> [GIVEN INSTRUCTION]
Your task is to filter the data below down to the lines holding "bosatt".

> [DATA FOR THE TASK]
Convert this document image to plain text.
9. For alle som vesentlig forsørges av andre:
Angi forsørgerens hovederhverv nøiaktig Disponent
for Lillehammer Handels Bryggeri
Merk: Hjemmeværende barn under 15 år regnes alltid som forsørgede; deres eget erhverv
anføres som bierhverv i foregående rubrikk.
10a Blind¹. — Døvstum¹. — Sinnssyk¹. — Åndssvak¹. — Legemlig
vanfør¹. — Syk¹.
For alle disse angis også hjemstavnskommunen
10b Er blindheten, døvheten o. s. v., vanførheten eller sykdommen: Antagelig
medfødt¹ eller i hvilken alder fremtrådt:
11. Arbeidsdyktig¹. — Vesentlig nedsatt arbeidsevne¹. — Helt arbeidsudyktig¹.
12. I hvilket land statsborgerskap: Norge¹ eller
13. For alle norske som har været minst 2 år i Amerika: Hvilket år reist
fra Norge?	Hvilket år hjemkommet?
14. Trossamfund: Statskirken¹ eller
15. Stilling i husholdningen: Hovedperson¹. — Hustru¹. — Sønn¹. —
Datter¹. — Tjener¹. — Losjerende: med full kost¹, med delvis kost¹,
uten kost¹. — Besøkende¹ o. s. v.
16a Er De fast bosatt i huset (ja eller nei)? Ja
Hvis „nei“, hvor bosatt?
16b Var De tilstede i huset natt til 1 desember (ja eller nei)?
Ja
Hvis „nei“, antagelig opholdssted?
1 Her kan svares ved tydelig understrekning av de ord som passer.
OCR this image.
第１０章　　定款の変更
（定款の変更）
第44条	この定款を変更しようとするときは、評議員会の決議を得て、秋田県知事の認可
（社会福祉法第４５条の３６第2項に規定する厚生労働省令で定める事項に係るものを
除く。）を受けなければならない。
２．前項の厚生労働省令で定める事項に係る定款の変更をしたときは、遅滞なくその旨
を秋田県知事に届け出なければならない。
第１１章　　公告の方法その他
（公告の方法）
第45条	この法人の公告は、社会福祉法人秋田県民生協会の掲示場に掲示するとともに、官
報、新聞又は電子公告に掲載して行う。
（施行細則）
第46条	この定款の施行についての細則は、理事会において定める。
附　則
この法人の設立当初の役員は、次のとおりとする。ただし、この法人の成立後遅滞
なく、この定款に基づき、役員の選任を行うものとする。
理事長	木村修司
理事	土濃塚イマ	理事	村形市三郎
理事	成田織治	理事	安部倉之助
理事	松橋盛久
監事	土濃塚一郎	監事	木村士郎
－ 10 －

> [SOLUTION FOR THIS PROBLEM]
16a Er De fast bosatt i huset (ja eller nei)? Ja
Hvis „nei“, hvor bosatt?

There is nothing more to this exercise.